◆ **Data listing**:

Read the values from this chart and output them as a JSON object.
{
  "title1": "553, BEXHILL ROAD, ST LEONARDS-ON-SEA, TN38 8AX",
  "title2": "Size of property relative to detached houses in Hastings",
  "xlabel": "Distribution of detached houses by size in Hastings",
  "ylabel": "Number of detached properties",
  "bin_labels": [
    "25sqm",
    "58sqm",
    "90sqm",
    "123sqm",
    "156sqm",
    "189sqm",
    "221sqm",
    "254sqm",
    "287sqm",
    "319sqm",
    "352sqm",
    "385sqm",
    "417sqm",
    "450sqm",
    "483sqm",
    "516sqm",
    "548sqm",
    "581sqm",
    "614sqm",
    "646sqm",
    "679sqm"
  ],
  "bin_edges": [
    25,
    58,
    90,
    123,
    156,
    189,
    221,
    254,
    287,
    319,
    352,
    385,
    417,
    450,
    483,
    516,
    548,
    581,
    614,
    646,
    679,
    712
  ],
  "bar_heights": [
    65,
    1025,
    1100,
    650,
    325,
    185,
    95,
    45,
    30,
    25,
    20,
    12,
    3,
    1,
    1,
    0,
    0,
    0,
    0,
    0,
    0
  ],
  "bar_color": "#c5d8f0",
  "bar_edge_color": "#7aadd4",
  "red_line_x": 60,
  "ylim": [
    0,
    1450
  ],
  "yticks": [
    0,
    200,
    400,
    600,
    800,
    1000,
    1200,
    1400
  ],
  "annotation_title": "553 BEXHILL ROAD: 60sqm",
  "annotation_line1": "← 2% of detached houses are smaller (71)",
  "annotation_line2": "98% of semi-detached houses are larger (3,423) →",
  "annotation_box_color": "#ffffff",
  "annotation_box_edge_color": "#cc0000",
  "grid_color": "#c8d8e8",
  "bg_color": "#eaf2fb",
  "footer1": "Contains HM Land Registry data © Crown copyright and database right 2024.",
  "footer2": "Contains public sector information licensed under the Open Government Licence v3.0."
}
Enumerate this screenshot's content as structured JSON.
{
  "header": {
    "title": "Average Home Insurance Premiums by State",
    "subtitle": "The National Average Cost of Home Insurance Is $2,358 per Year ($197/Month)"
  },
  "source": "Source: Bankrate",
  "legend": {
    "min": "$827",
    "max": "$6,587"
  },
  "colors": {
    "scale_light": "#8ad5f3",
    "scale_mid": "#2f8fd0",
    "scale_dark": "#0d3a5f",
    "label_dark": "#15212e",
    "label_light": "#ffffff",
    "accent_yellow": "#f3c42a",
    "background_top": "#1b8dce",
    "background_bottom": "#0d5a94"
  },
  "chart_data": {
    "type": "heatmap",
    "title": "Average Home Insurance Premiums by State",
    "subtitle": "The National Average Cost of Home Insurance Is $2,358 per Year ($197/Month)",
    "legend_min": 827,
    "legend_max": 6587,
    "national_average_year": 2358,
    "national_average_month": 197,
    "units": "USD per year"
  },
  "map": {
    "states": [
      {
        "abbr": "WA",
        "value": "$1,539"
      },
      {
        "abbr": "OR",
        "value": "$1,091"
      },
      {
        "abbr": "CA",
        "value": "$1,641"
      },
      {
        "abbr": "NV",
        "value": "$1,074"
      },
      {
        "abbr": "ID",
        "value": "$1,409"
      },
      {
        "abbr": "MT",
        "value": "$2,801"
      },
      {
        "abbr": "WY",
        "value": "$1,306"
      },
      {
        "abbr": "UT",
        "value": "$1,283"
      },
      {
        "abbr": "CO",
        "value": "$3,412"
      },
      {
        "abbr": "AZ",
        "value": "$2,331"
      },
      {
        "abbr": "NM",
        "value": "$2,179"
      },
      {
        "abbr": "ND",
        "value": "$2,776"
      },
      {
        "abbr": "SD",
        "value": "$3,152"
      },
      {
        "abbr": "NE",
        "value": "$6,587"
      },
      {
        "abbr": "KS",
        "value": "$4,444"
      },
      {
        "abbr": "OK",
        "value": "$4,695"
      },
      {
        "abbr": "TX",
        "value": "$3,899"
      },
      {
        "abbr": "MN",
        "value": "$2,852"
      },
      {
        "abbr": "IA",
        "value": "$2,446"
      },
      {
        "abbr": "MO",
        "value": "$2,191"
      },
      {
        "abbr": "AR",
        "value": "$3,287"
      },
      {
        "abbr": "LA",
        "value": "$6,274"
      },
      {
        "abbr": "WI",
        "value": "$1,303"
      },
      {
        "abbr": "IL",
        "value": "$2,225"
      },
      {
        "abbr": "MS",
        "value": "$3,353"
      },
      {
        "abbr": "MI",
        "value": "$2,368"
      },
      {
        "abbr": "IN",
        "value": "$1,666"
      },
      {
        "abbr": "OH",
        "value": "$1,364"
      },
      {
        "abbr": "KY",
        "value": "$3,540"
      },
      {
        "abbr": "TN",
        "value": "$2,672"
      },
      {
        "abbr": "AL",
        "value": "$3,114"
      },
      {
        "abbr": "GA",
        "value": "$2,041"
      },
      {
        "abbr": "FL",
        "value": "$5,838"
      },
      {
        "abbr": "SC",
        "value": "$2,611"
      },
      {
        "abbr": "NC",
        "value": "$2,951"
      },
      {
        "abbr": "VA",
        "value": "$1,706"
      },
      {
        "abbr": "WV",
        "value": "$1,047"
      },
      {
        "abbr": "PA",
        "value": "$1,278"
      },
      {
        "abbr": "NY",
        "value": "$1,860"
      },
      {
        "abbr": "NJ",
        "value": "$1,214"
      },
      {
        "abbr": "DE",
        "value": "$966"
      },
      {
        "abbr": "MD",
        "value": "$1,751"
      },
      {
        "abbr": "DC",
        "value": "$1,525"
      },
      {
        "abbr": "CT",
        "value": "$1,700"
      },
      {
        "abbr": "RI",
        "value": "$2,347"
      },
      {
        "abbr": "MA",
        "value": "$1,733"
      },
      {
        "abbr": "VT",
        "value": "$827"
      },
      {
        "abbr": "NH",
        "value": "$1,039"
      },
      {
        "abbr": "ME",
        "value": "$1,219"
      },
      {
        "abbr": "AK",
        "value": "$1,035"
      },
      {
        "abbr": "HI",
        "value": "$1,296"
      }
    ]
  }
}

◆ **Stated exercise**: What is the number of lines in this material that hold the string "Contains"? Answer with that number only.

◆ **Solution**: 2